• _Do this_
Copy out all the data, word for word.

• _Provided data_

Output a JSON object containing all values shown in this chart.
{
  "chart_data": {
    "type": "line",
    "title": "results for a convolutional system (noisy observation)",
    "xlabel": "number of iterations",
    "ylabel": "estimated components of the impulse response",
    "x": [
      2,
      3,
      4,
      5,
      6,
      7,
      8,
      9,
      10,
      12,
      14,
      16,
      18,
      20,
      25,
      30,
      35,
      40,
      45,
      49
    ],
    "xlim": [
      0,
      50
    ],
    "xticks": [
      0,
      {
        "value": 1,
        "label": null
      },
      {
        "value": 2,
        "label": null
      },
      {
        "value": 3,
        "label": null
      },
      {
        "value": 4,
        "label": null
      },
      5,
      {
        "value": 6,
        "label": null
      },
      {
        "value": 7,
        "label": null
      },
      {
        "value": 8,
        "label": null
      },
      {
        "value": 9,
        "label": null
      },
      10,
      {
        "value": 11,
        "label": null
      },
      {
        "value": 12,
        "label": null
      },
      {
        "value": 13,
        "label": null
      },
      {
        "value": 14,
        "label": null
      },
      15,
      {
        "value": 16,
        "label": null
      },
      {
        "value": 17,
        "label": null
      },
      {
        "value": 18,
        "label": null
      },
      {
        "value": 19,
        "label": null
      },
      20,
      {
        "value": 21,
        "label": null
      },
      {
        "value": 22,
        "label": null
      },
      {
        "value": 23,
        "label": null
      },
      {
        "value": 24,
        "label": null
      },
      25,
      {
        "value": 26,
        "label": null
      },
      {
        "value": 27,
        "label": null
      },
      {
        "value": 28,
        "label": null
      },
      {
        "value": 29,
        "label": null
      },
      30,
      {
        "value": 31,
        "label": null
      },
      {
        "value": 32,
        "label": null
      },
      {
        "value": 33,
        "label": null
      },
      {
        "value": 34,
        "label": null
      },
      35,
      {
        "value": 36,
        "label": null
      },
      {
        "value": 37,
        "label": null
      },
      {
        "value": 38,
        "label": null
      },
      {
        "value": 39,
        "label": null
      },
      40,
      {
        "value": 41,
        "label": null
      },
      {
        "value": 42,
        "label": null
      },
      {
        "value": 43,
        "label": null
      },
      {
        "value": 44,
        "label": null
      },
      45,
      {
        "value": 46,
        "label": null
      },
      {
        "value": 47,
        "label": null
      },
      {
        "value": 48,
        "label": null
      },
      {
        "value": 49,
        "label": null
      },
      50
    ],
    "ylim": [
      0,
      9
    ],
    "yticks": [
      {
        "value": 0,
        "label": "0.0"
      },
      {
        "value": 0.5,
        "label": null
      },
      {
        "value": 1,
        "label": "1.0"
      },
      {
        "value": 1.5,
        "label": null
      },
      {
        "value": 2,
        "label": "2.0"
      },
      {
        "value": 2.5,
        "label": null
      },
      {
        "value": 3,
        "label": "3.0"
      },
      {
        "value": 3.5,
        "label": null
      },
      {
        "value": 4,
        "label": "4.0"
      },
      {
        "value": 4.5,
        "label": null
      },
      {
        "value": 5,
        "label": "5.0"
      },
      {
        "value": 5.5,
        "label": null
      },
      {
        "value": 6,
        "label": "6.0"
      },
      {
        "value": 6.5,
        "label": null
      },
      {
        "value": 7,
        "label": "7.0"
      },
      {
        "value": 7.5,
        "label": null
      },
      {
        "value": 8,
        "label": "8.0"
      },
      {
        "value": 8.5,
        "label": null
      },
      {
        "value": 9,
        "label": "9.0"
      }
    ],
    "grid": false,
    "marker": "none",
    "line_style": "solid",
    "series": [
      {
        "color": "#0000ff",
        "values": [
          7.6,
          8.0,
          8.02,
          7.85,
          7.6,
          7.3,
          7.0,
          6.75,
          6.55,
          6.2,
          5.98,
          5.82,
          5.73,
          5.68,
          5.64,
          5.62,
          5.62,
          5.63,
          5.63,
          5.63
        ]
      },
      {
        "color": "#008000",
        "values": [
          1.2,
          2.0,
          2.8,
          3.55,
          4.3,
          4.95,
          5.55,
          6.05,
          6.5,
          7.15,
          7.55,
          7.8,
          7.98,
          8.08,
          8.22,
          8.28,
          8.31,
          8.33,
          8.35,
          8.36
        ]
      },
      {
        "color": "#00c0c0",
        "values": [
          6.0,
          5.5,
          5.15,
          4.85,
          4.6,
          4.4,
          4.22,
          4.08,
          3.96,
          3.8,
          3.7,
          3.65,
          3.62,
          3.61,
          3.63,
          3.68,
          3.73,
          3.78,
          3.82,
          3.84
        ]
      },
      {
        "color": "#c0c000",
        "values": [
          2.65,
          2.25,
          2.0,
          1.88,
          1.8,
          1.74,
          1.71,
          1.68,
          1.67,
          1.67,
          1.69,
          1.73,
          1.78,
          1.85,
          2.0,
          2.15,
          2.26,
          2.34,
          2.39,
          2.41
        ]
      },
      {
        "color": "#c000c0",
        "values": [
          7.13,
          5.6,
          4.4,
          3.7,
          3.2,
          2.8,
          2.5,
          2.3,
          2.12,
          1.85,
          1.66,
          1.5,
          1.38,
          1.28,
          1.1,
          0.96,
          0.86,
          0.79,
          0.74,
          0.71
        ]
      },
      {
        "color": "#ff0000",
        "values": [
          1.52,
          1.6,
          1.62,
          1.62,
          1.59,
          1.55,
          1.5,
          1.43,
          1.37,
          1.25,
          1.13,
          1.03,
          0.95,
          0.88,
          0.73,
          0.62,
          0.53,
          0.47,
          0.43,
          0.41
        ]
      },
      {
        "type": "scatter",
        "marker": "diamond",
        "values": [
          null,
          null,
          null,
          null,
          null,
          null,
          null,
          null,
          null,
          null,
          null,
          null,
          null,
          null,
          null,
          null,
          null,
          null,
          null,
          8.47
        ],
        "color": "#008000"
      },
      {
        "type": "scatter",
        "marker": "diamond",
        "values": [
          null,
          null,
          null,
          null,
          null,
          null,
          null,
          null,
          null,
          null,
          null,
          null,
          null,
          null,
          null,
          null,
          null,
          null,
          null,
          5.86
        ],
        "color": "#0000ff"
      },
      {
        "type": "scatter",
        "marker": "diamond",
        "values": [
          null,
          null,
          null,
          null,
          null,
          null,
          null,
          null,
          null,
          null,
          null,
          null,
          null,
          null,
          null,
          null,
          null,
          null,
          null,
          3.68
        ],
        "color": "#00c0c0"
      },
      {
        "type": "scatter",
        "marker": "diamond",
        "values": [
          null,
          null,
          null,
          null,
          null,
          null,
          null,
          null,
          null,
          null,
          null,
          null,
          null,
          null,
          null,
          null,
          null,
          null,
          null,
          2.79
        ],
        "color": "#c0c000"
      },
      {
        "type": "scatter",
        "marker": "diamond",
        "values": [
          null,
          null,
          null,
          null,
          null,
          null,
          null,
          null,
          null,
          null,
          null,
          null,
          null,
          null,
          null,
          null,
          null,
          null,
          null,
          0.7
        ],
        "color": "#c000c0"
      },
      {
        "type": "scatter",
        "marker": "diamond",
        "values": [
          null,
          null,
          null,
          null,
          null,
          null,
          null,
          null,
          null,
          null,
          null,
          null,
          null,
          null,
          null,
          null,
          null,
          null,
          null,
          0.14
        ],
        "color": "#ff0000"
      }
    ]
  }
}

• _Output for this exercise_
Output a JSON object containing all values shown in this chart.
{
  "chart_data": {
    "type": "line",
    "title": "results for a convolutional system (noisy observation)",
    "xlabel": "number of iterations",
    "ylabel": "estimated components of the impulse response",
    "x": [
      2,
      3,
      4,
      5,
      6,
      7,
      8,
      9,
      10,
      12,
      14,
      16,
      18,
      20,
      25,
      30,
      35,
      40,
      45,
      49
    ],
    "xlim": [
      0,
      50
    ],
    "xticks": [
      0,
      {
        "value": 1,
        "label": null
      },
      {
        "value": 2,
        "label": null
      },
      {
        "value": 3,
        "label": null
      },
      {
        "value": 4,
        "label": null
      },
      5,
      {
        "value": 6,
        "label": null
      },
      {
        "value": 7,
        "label": null
      },
      {
        "value": 8,
        "label": null
      },
      {
        "value": 9,
        "label": null
      },
      10,
      {
        "value": 11,
        "label": null
      },
      {
        "value": 12,
        "label": null
      },
      {
        "value": 13,
        "label": null
      },
      {
        "value": 14,
        "label": null
      },
      15,
      {
        "value": 16,
        "label": null
      },
      {
        "value": 17,
        "label": null
      },
      {
        "value": 18,
        "label": null
      },
      {
        "value": 19,
        "label": null
      },
      20,
      {
        "value": 21,
        "label": null
      },
      {
        "value": 22,
        "label": null
      },
      {
        "value": 23,
        "label": null
      },
      {
        "value": 24,
        "label": null
      },
      25,
      {
        "value": 26,
        "label": null
      },
      {
        "value": 27,
        "label": null
      },
      {
        "value": 28,
        "label": null
      },
      {
        "value": 29,
        "label": null
      },
      30,
      {
        "value": 31,
        "label": null
      },
      {
        "value": 32,
        "label": null
      },
      {
        "value": 33,
        "label": null
      },
      {
        "value": 34,
        "label": null
      },
      35,
      {
        "value": 36,
        "label": null
      },
      {
        "value": 37,
        "label": null
      },
      {
        "value": 38,
        "label": null
      },
      {
        "value": 39,
        "label": null
      },
      40,
      {
        "value": 41,
        "label": null
      },
      {
        "value": 42,
        "label": null
      },
      {
        "value": 43,
        "label": null
      },
      {
        "value": 44,
        "label": null
      },
      45,
      {
        "value": 46,
        "label": null
      },
      {
        "value": 47,
        "label": null
      },
      {
        "value": 48,
        "label": null
      },
      {
        "value": 49,
        "label": null
      },
      50
    ],
    "ylim": [
      0,
      9
    ],
    "yticks": [
      {
        "value": 0,
        "label": "0.0"
      },
      {
        "value": 0.5,
        "label": null
      },
      {
        "value": 1,
        "label": "1.0"
      },
      {
        "value": 1.5,
        "label": null
      },
      {
        "value": 2,
        "label": "2.0"
      },
      {
        "value": 2.5,
        "label": null
      },
      {
        "value": 3,
        "label": "3.0"
      },
      {
        "value": 3.5,
        "label": null
      },
      {
        "value": 4,
        "label": "4.0"
      },
      {
        "value": 4.5,
        "label": null
      },
      {
        "value": 5,
        "label": "5.0"
      },
      {
        "value": 5.5,
        "label": null
      },
      {
        "value": 6,
        "label": "6.0"
      },
      {
        "value": 6.5,
        "label": null
      },
      {
        "value": 7,
        "label": "7.0"
      },
      {
        "value": 7.5,
        "label": null
      },
      {
        "value": 8,
        "label": "8.0"
      },
      {
        "value": 8.5,
        "label": null
      },
      {
        "value": 9,
        "label": "9.0"
      }
    ],
    "grid": false,
    "marker": "none",
    "line_style": "solid",
    "series": [
      {
        "color": "#0000ff",
        "values": [
          7.6,
          8.0,
          8.02,
          7.85,
          7.6,
          7.3,
          7.0,
          6.75,
          6.55,
          6.2,
          5.98,
          5.82,
          5.73,
          5.68,
          5.64,
          5.62,
          5.62,
          5.63,
          5.63,
          5.63
        ]
      },
      {
        "color": "#008000",
        "values": [
          1.2,
          2.0,
          2.8,
          3.55,
          4.3,
          4.95,
          5.55,
          6.05,
          6.5,
          7.15,
          7.55,
          7.8,
          7.98,
          8.08,
          8.22,
          8.28,
          8.31,
          8.33,
          8.35,
          8.36
        ]
      },
      {
        "color": "#00c0c0",
        "values": [
          6.0,
          5.5,
          5.15,
          4.85,
          4.6,
          4.4,
          4.22,
          4.08,
          3.96,
          3.8,
          3.7,
          3.65,
          3.62,
          3.61,
          3.63,
          3.68,
          3.73,
          3.78,
          3.82,
          3.84
        ]
      },
      {
        "color": "#c0c000",
        "values": [
          2.65,
          2.25,
          2.0,
          1.88,
          1.8,
          1.74,
          1.71,
          1.68,
          1.67,
          1.67,
          1.69,
          1.73,
          1.78,
          1.85,
          2.0,
          2.15,
          2.26,
          2.34,
          2.39,
          2.41
        ]
      },
      {
        "color": "#c000c0",
        "values": [
          7.13,
          5.6,
          4.4,
          3.7,
          3.2,
          2.8,
          2.5,
          2.3,
          2.12,
          1.85,
          1.66,
          1.5,
          1.38,
          1.28,
          1.1,
          0.96,
          0.86,
          0.79,
          0.74,
          0.71
        ]
      },
      {
        "color": "#ff0000",
        "values": [
          1.52,
          1.6,
          1.62,
          1.62,
          1.59,
          1.55,
          1.5,
          1.43,
          1.37,
          1.25,
          1.13,
          1.03,
          0.95,
          0.88,
          0.73,
          0.62,
          0.53,
          0.47,
          0.43,
          0.41
        ]
      },
      {
        "type": "scatter",
        "marker": "diamond",
        "values": [
          null,
          null,
          null,
          null,
          null,
          null,
          null,
          null,
          null,
          null,
          null,
          null,
          null,
          null,
          null,
          null,
          null,
          null,
          null,
          8.47
        ],
        "color": "#008000"
      },
      {
        "type": "scatter",
        "marker": "diamond",
        "values": [
          null,
          null,
          null,
          null,
          null,
          null,
          null,
          null,
          null,
          null,
          null,
          null,
          null,
          null,
          null,
          null,
          null,
          null,
          null,
          5.86
        ],
        "color": "#0000ff"
      },
      {
        "type": "scatter",
        "marker": "diamond",
        "values": [
          null,
          null,
          null,
          null,
          null,
          null,
          null,
          null,
          null,
          null,
          null,
          null,
          null,
          null,
          null,
          null,
          null,
          null,
          null,
          3.68
        ],
        "color": "#00c0c0"
      },
      {
        "type": "scatter",
        "marker": "diamond",
        "values": [
          null,
          null,
          null,
          null,
          null,
          null,
          null,
          null,
          null,
          null,
          null,
          null,
          null,
          null,
          null,
          null,
          null,
          null,
          null,
          2.79
        ],
        "color": "#c0c000"
      },
      {
        "type": "scatter",
        "marker": "diamond",
        "values": [
          null,
          null,
          null,
          null,
          null,
          null,
          null,
          null,
          null,
          null,
          null,
          null,
          null,
          null,
          null,
          null,
          null,
          null,
          null,
          0.7
        ],
        "color": "#c000c0"
      },
      {
        "type": "scatter",
        "marker": "diamond",
        "values": [
          null,
          null,
          null,
          null,
          null,
          null,
          null,
          null,
          null,
          null,
          null,
          null,
          null,
          null,
          null,
          null,
          null,
          null,
          null,
          0.14
        ],
        "color": "#ff0000"
      }
    ]
  }
}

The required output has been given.